--- START OF RECORD SET ---
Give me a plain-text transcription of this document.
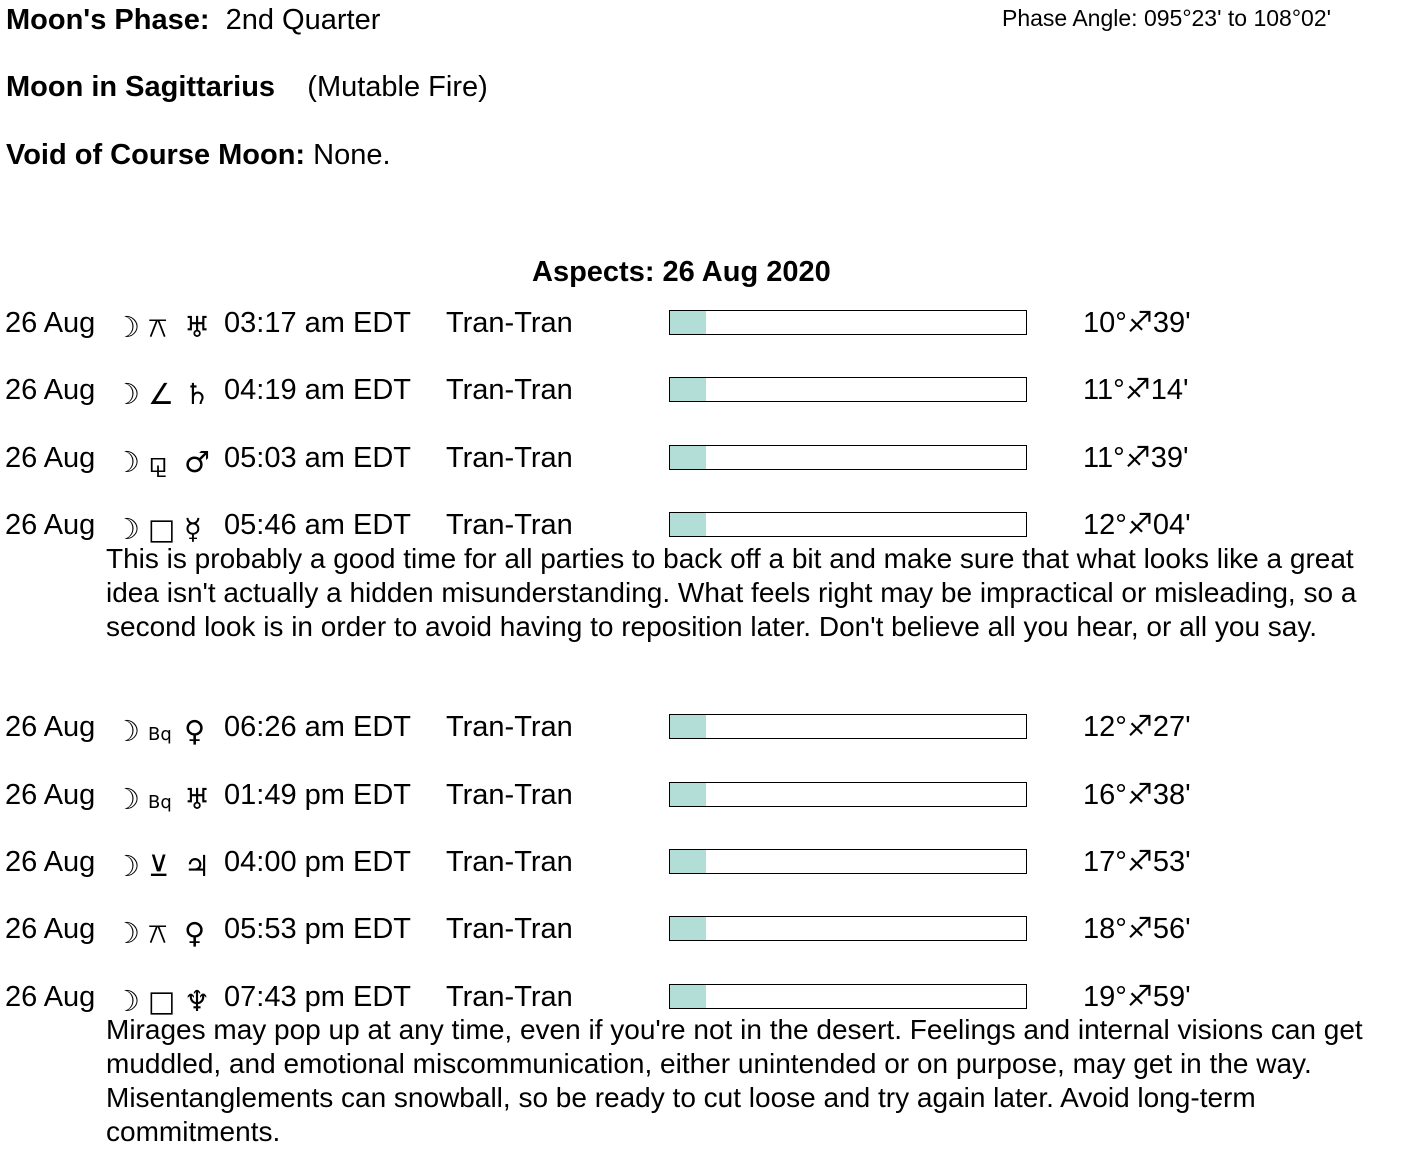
Moon's Phase: 2nd Quarter	Phase Angle: 095°23' to 108°02'
Moon in Sagittarius (Mutable Fire)
Void of Course Moon: None.
Aspects: 26 Aug 2020
26 Aug ☽ ⚻ ♅ 03:17 am EDT Tran-Tran	10°♐39'
26 Aug ☽ ∠ ♄ 04:19 am EDT Tran-Tran	11°♐14'
26 Aug ☽ ⚼ ♂ 05:03 am EDT Tran-Tran	11°♐39'
26 Aug ☽ □ ☿ 05:46 am EDT Tran-Tran	12°♐04'

This is probably a good time for all parties to back off a bit and make sure that what looks like a great idea isn't actually a hidden misunderstanding. What feels right may be impractical or misleading, so a second look is in order to avoid having to reposition later. Don't believe all you hear, or all you say.

26 Aug ☽ Bq ♀ 06:26 am EDT Tran-Tran	12°♐27'
26 Aug ☽ Bq ♅ 01:49 pm EDT Tran-Tran	16°♐38'
26 Aug ☽ ⊻ ♃ 04:00 pm EDT Tran-Tran	17°♐53'
26 Aug ☽ ⚻ ♀ 05:53 pm EDT Tran-Tran	18°♐56'
26 Aug ☽ □ ♆ 07:43 pm EDT Tran-Tran	19°♐59'

Mirages may pop up at any time, even if you're not in the desert. Feelings and internal visions can get muddled, and emotional miscommunication, either unintended or on purpose, may get in the way. Misentanglements can snowball, so be ready to cut loose and try again later. Avoid long-term commitments.
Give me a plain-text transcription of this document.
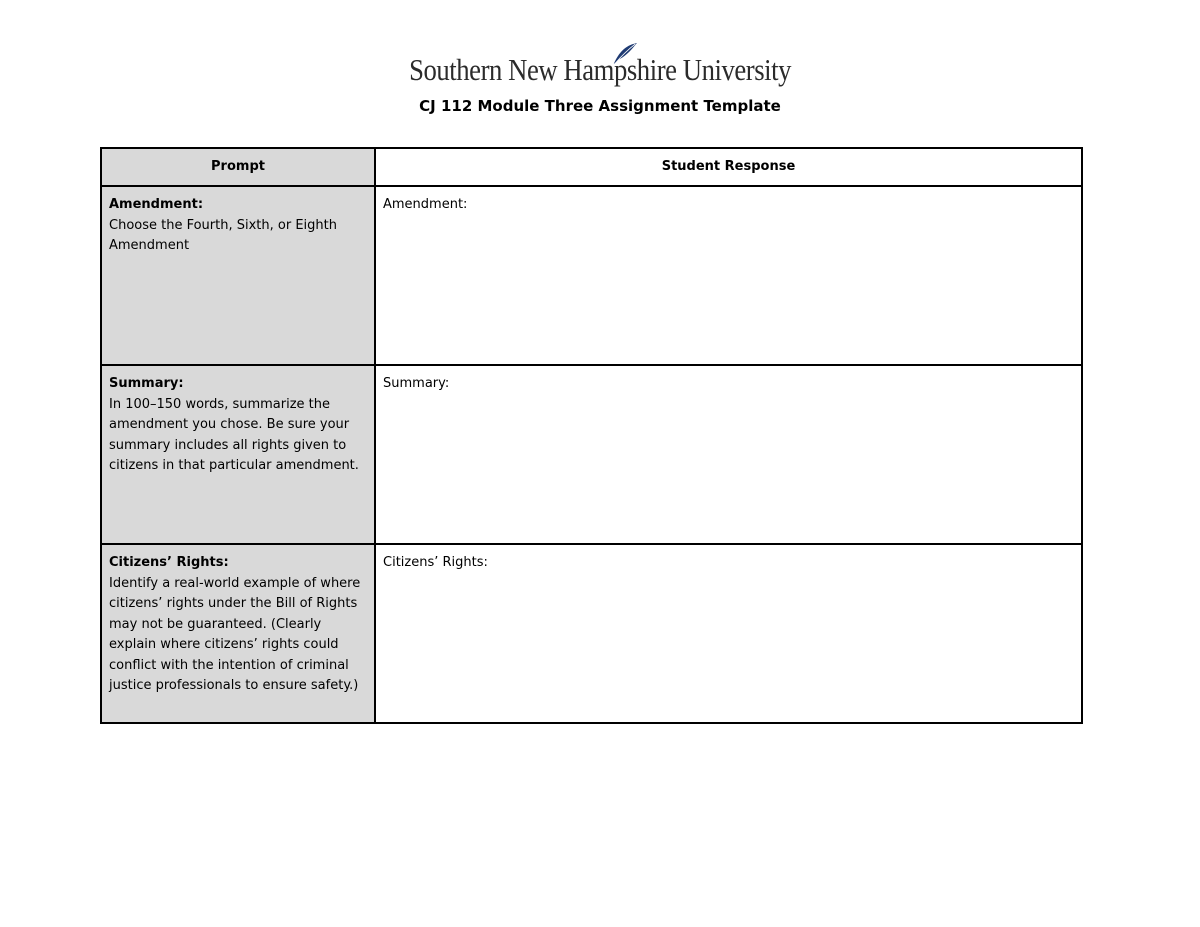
Southern New Hampshire University
CJ 112 Module Three Assignment Template
Prompt	Student Response

Amendment:
Choose the Fourth, Sixth, or Eighth Amendment	Amendment:

Summary:
In 100–150 words, summarize the amendment you chose. Be sure your summary includes all rights given to citizens in that particular amendment.	Summary:

Citizens’ Rights:
Identify a real-world example of where citizens’ rights under the Bill of Rights may not be guaranteed. (Clearly explain where citizens’ rights could conflict with the intention of criminal justice professionals to ensure safety.)	Citizens’ Rights:
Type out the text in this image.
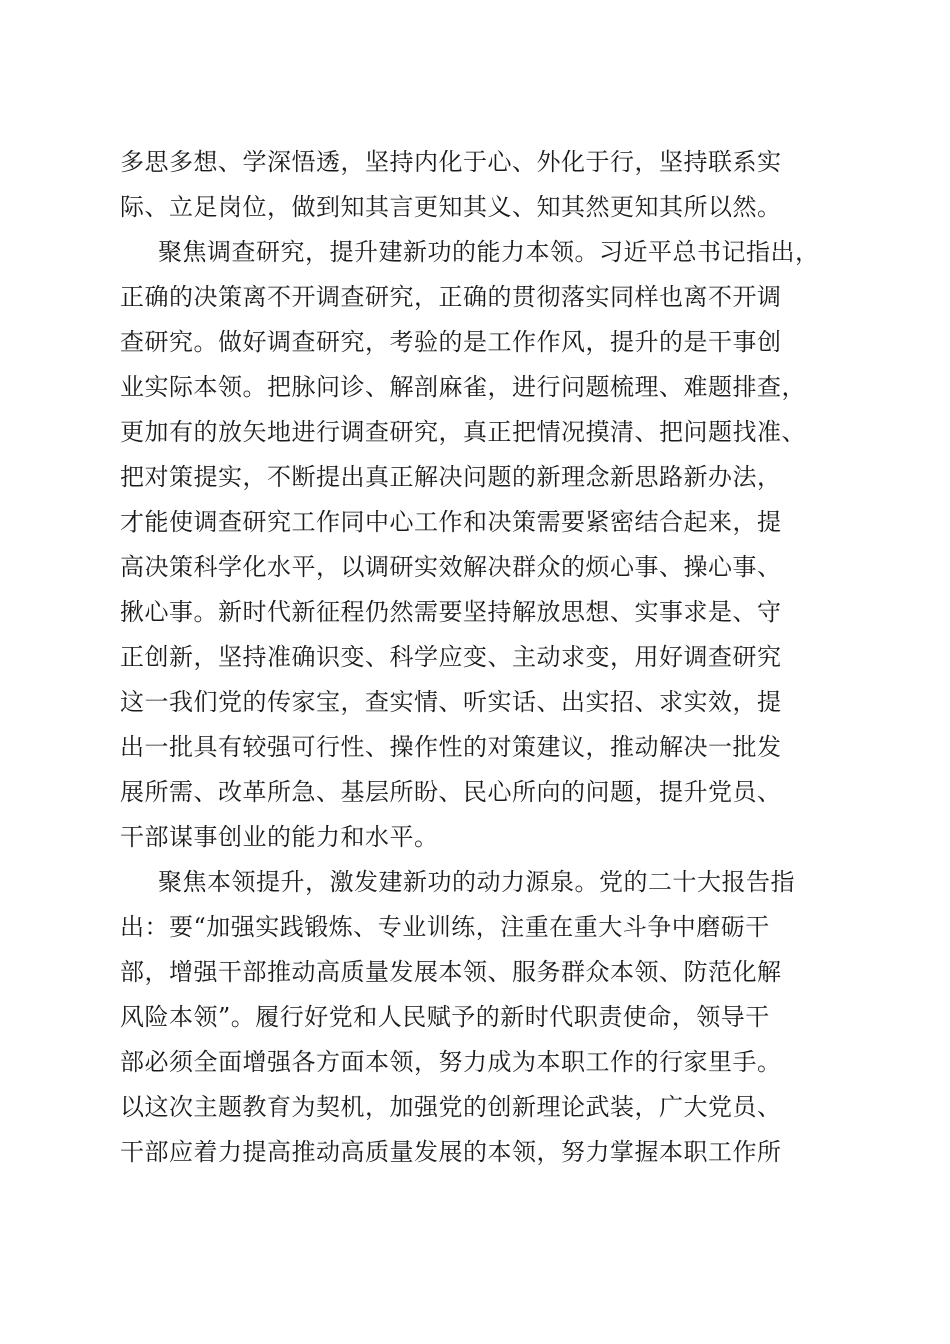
多思多想、学深悟透，坚持内化于心、外化于行，坚持联系实
际、立足岗位，做到知其言更知其义、知其然更知其所以然。
聚焦调查研究，提升建新功的能力本领。习近平总书记指出，
正确的决策离不开调查研究，正确的贯彻落实同样也离不开调
查研究。做好调查研究，考验的是工作作风，提升的是干事创
业实际本领。把脉问诊、解剖麻雀，进行问题梳理、难题排查，
更加有的放矢地进行调查研究，真正把情况摸清、把问题找准、
把对策提实，不断提出真正解决问题的新理念新思路新办法，
才能使调查研究工作同中心工作和决策需要紧密结合起来，提
高决策科学化水平，以调研实效解决群众的烦心事、操心事、
揪心事。新时代新征程仍然需要坚持解放思想、实事求是、守
正创新，坚持准确识变、科学应变、主动求变，用好调查研究
这一我们党的传家宝，查实情、听实话、出实招、求实效，提
出一批具有较强可行性、操作性的对策建议，推动解决一批发
展所需、改革所急、基层所盼、民心所向的问题，提升党员、
干部谋事创业的能力和水平。
聚焦本领提升，激发建新功的动力源泉。党的二十大报告指
出：要“加强实践锻炼、专业训练，注重在重大斗争中磨砺干
部，增强干部推动高质量发展本领、服务群众本领、防范化解
风险本领”。履行好党和人民赋予的新时代职责使命，领导干
部必须全面增强各方面本领，努力成为本职工作的行家里手。
以这次主题教育为契机，加强党的创新理论武装，广大党员、
干部应着力提高推动高质量发展的本领，努力掌握本职工作所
--- END OF RECORD SET ---
Reproduce precisely the lines of the listing above, from the line containing "Type out the text in this image." to the last line, both ends included. Pictures are to be omitted.

Type out the text in this image.
多思多想、学深悟透，坚持内化于心、外化于行，坚持联系实
际、立足岗位，做到知其言更知其义、知其然更知其所以然。
聚焦调查研究，提升建新功的能力本领。习近平总书记指出，
正确的决策离不开调查研究，正确的贯彻落实同样也离不开调
查研究。做好调查研究，考验的是工作作风，提升的是干事创
业实际本领。把脉问诊、解剖麻雀，进行问题梳理、难题排查，
更加有的放矢地进行调查研究，真正把情况摸清、把问题找准、
把对策提实，不断提出真正解决问题的新理念新思路新办法，
才能使调查研究工作同中心工作和决策需要紧密结合起来，提
高决策科学化水平，以调研实效解决群众的烦心事、操心事、
揪心事。新时代新征程仍然需要坚持解放思想、实事求是、守
正创新，坚持准确识变、科学应变、主动求变，用好调查研究
这一我们党的传家宝，查实情、听实话、出实招、求实效，提
出一批具有较强可行性、操作性的对策建议，推动解决一批发
展所需、改革所急、基层所盼、民心所向的问题，提升党员、
干部谋事创业的能力和水平。
聚焦本领提升，激发建新功的动力源泉。党的二十大报告指
出：要“加强实践锻炼、专业训练，注重在重大斗争中磨砺干
部，增强干部推动高质量发展本领、服务群众本领、防范化解
风险本领”。履行好党和人民赋予的新时代职责使命，领导干
部必须全面增强各方面本领，努力成为本职工作的行家里手。
以这次主题教育为契机，加强党的创新理论武装，广大党员、
干部应着力提高推动高质量发展的本领，努力掌握本职工作所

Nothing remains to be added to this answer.